-- start DATA --
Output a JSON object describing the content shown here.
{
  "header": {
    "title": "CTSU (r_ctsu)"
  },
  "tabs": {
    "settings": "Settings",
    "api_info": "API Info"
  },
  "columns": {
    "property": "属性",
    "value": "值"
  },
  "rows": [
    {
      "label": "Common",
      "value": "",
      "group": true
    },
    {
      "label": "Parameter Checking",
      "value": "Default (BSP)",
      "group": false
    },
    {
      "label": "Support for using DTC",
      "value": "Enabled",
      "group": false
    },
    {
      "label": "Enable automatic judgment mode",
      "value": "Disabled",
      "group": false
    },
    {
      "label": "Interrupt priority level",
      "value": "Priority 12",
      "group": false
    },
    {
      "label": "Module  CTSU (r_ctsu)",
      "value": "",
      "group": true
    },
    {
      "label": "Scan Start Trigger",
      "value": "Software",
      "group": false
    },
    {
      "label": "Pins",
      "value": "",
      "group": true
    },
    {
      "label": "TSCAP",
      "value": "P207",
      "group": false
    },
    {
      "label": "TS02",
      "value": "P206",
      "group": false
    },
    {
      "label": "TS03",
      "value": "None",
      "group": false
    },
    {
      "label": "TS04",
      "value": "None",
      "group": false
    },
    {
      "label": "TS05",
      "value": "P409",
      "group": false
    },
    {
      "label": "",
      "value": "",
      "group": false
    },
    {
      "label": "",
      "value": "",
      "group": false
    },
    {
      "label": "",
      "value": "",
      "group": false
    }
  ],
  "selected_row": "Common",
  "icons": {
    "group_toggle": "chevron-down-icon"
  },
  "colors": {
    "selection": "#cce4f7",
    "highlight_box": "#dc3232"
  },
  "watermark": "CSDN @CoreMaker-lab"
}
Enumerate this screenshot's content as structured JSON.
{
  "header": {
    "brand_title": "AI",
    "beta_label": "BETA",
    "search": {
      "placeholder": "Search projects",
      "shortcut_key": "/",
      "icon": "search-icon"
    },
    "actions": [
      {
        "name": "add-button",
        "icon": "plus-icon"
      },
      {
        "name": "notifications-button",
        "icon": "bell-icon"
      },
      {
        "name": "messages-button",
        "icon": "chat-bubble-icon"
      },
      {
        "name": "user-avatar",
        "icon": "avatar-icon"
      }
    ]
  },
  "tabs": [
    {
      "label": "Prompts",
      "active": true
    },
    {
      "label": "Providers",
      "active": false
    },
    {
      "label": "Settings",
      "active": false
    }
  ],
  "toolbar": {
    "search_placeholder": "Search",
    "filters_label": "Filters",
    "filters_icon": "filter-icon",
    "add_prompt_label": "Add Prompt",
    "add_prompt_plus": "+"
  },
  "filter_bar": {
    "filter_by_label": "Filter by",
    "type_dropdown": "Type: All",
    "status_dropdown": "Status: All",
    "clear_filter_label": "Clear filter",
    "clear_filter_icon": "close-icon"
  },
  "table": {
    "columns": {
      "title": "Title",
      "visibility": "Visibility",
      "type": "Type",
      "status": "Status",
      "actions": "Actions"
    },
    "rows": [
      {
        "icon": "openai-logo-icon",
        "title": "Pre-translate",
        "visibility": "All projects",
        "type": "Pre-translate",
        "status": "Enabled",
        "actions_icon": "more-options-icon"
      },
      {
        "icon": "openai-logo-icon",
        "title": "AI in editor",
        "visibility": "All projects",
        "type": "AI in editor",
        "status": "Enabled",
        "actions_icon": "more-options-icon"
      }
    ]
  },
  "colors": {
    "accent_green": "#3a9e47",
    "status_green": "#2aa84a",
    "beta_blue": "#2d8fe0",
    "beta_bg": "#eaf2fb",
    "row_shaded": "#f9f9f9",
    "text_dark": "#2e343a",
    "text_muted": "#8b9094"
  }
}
-- end DATA --
**TASK PROMPT**: Copy the material above back out, exactly as written.

**EXERCISE OUTPUT**:
Output a JSON object describing the content shown here.
{
  "header": {
    "title": "CTSU (r_ctsu)"
  },
  "tabs": {
    "settings": "Settings",
    "api_info": "API Info"
  },
  "columns": {
    "property": "属性",
    "value": "值"
  },
  "rows": [
    {
      "label": "Common",
      "value": "",
      "group": true
    },
    {
      "label": "Parameter Checking",
      "value": "Default (BSP)",
      "group": false
    },
    {
      "label": "Support for using DTC",
      "value": "Enabled",
      "group": false
    },
    {
      "label": "Enable automatic judgment mode",
      "value": "Disabled",
      "group": false
    },
    {
      "label": "Interrupt priority level",
      "value": "Priority 12",
      "group": false
    },
    {
      "label": "Module  CTSU (r_ctsu)",
      "value": "",
      "group": true
    },
    {
      "label": "Scan Start Trigger",
      "value": "Software",
      "group": false
    },
    {
      "label": "Pins",
      "value": "",
      "group": true
    },
    {
      "label": "TSCAP",
      "value": "P207",
      "group": false
    },
    {
      "label": "TS02",
      "value": "P206",
      "group": false
    },
    {
      "label": "TS03",
      "value": "None",
      "group": false
    },
    {
      "label": "TS04",
      "value": "None",
      "group": false
    },
    {
      "label": "TS05",
      "value": "P409",
      "group": false
    },
    {
      "label": "",
      "value": "",
      "group": false
    },
    {
      "label": "",
      "value": "",
      "group": false
    },
    {
      "label": "",
      "value": "",
      "group": false
    }
  ],
  "selected_row": "Common",
  "icons": {
    "group_toggle": "chevron-down-icon"
  },
  "colors": {
    "selection": "#cce4f7",
    "highlight_box": "#dc3232"
  },
  "watermark": "CSDN @CoreMaker-lab"
}
Enumerate this screenshot's content as structured JSON.
{
  "header": {
    "brand_title": "AI",
    "beta_label": "BETA",
    "search": {
      "placeholder": "Search projects",
      "shortcut_key": "/",
      "icon": "search-icon"
    },
    "actions": [
      {
        "name": "add-button",
        "icon": "plus-icon"
      },
      {
        "name": "notifications-button",
        "icon": "bell-icon"
      },
      {
        "name": "messages-button",
        "icon": "chat-bubble-icon"
      },
      {
        "name": "user-avatar",
        "icon": "avatar-icon"
      }
    ]
  },
  "tabs": [
    {
      "label": "Prompts",
      "active": true
    },
    {
      "label": "Providers",
      "active": false
    },
    {
      "label": "Settings",
      "active": false
    }
  ],
  "toolbar": {
    "search_placeholder": "Search",
    "filters_label": "Filters",
    "filters_icon": "filter-icon",
    "add_prompt_label": "Add Prompt",
    "add_prompt_plus": "+"
  },
  "filter_bar": {
    "filter_by_label": "Filter by",
    "type_dropdown": "Type: All",
    "status_dropdown": "Status: All",
    "clear_filter_label": "Clear filter",
    "clear_filter_icon": "close-icon"
  },
  "table": {
    "columns": {
      "title": "Title",
      "visibility": "Visibility",
      "type": "Type",
      "status": "Status",
      "actions": "Actions"
    },
    "rows": [
      {
        "icon": "openai-logo-icon",
        "title": "Pre-translate",
        "visibility": "All projects",
        "type": "Pre-translate",
        "status": "Enabled",
        "actions_icon": "more-options-icon"
      },
      {
        "icon": "openai-logo-icon",
        "title": "AI in editor",
        "visibility": "All projects",
        "type": "AI in editor",
        "status": "Enabled",
        "actions_icon": "more-options-icon"
      }
    ]
  },
  "colors": {
    "accent_green": "#3a9e47",
    "status_green": "#2aa84a",
    "beta_blue": "#2d8fe0",
    "beta_bg": "#eaf2fb",
    "row_shaded": "#f9f9f9",
    "text_dark": "#2e343a",
    "text_muted": "#8b9094"
  }
}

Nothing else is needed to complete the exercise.